WHAT YOU SHOULD DO -
Every line below should be copied exactly; drop the pictures.

MATERIAL FOR THIS EXERCISE -
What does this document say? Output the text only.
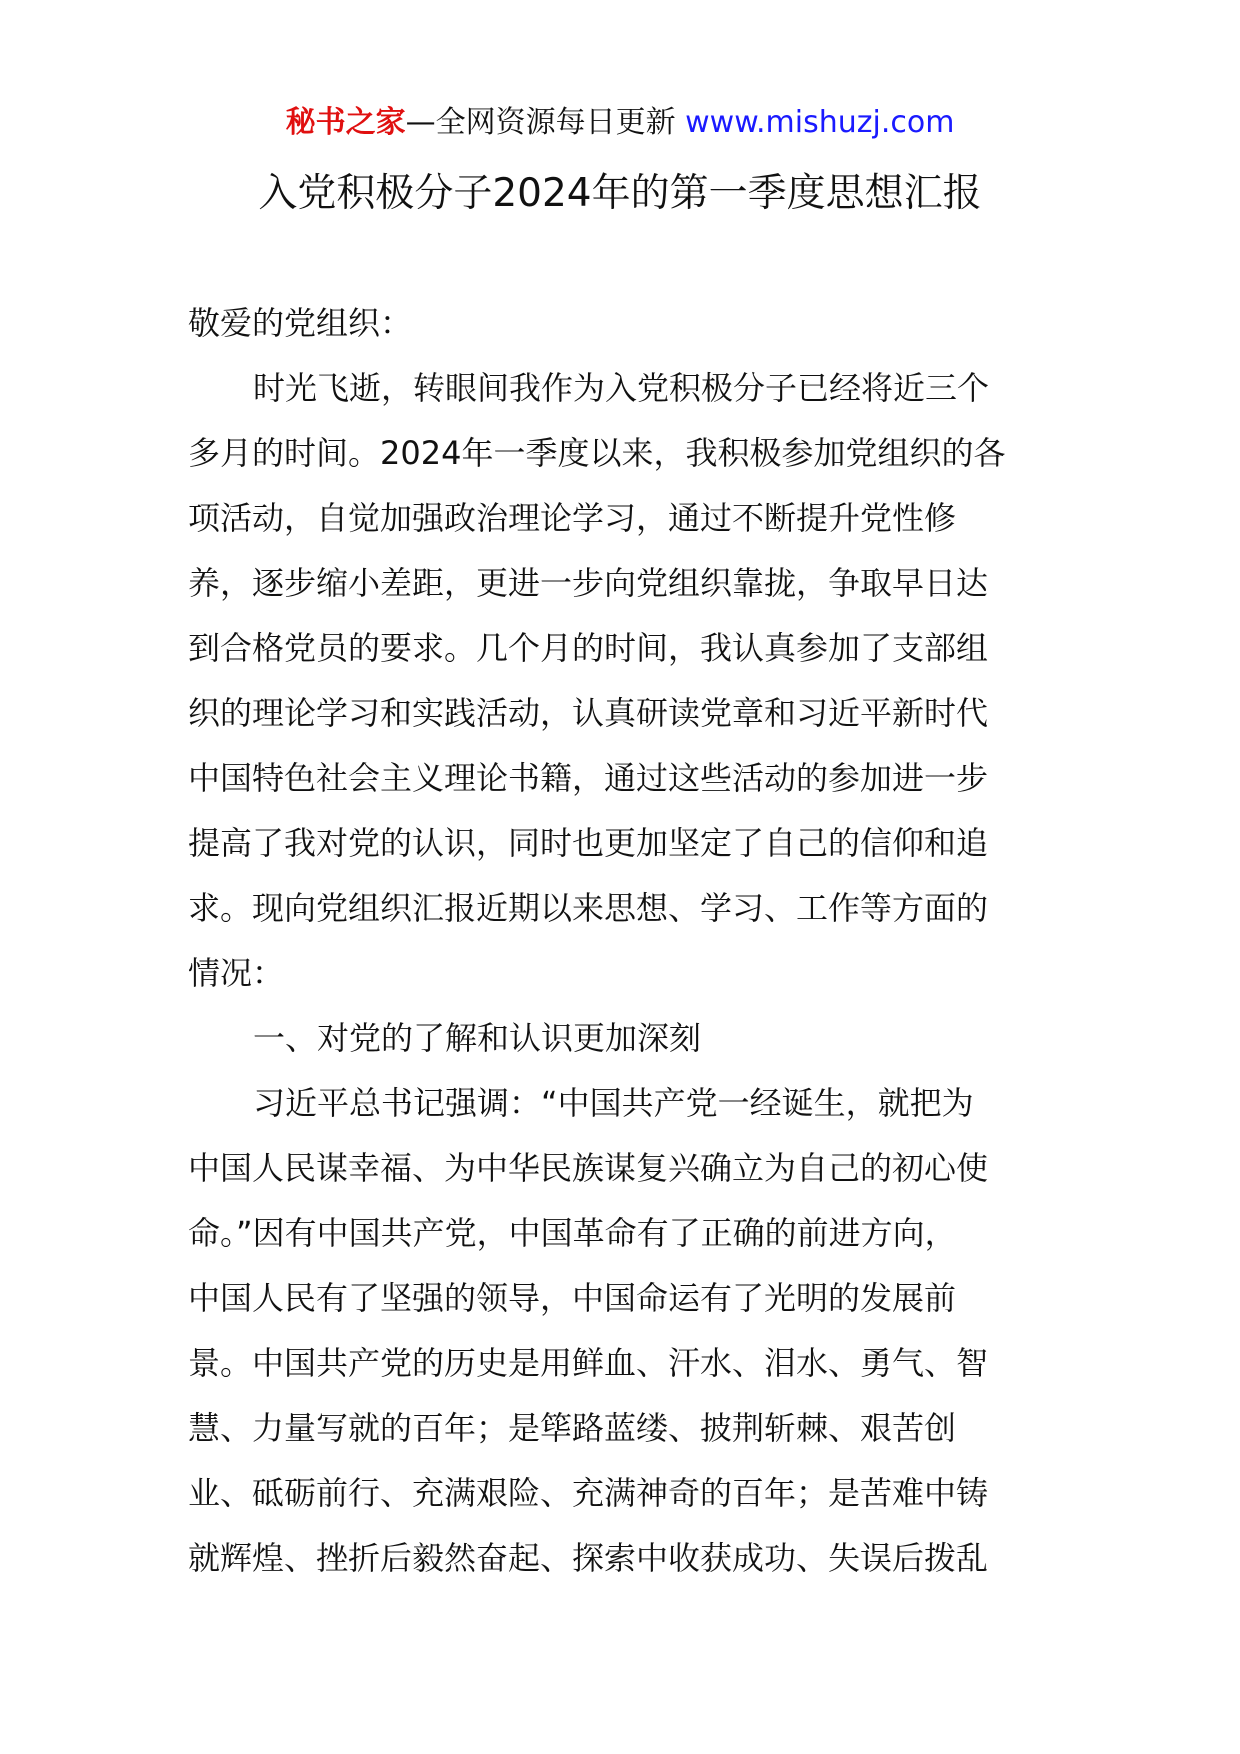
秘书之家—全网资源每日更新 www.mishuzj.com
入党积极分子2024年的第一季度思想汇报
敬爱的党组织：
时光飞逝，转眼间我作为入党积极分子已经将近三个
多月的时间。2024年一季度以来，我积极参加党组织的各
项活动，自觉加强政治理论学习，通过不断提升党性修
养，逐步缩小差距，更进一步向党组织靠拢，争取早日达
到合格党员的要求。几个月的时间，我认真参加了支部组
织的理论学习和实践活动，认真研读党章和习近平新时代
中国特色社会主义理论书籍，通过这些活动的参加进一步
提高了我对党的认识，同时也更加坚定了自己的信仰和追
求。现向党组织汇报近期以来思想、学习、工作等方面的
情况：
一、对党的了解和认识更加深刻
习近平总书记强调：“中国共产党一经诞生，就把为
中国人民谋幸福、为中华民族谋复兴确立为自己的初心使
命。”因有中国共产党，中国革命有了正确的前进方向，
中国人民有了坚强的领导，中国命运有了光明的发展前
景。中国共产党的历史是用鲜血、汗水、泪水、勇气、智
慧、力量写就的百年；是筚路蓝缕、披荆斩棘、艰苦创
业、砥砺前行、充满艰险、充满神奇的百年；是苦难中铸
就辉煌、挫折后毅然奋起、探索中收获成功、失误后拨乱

WRITTEN ANSWER -
What does this document say? Output the text only.
秘书之家—全网资源每日更新 www.mishuzj.com
入党积极分子2024年的第一季度思想汇报
敬爱的党组织：
时光飞逝，转眼间我作为入党积极分子已经将近三个
多月的时间。2024年一季度以来，我积极参加党组织的各
项活动，自觉加强政治理论学习，通过不断提升党性修
养，逐步缩小差距，更进一步向党组织靠拢，争取早日达
到合格党员的要求。几个月的时间，我认真参加了支部组
织的理论学习和实践活动，认真研读党章和习近平新时代
中国特色社会主义理论书籍，通过这些活动的参加进一步
提高了我对党的认识，同时也更加坚定了自己的信仰和追
求。现向党组织汇报近期以来思想、学习、工作等方面的
情况：
一、对党的了解和认识更加深刻
习近平总书记强调：“中国共产党一经诞生，就把为
中国人民谋幸福、为中华民族谋复兴确立为自己的初心使
命。”因有中国共产党，中国革命有了正确的前进方向，
中国人民有了坚强的领导，中国命运有了光明的发展前
景。中国共产党的历史是用鲜血、汗水、泪水、勇气、智
慧、力量写就的百年；是筚路蓝缕、披荆斩棘、艰苦创
业、砥砺前行、充满艰险、充满神奇的百年；是苦难中铸
就辉煌、挫折后毅然奋起、探索中收获成功、失误后拨乱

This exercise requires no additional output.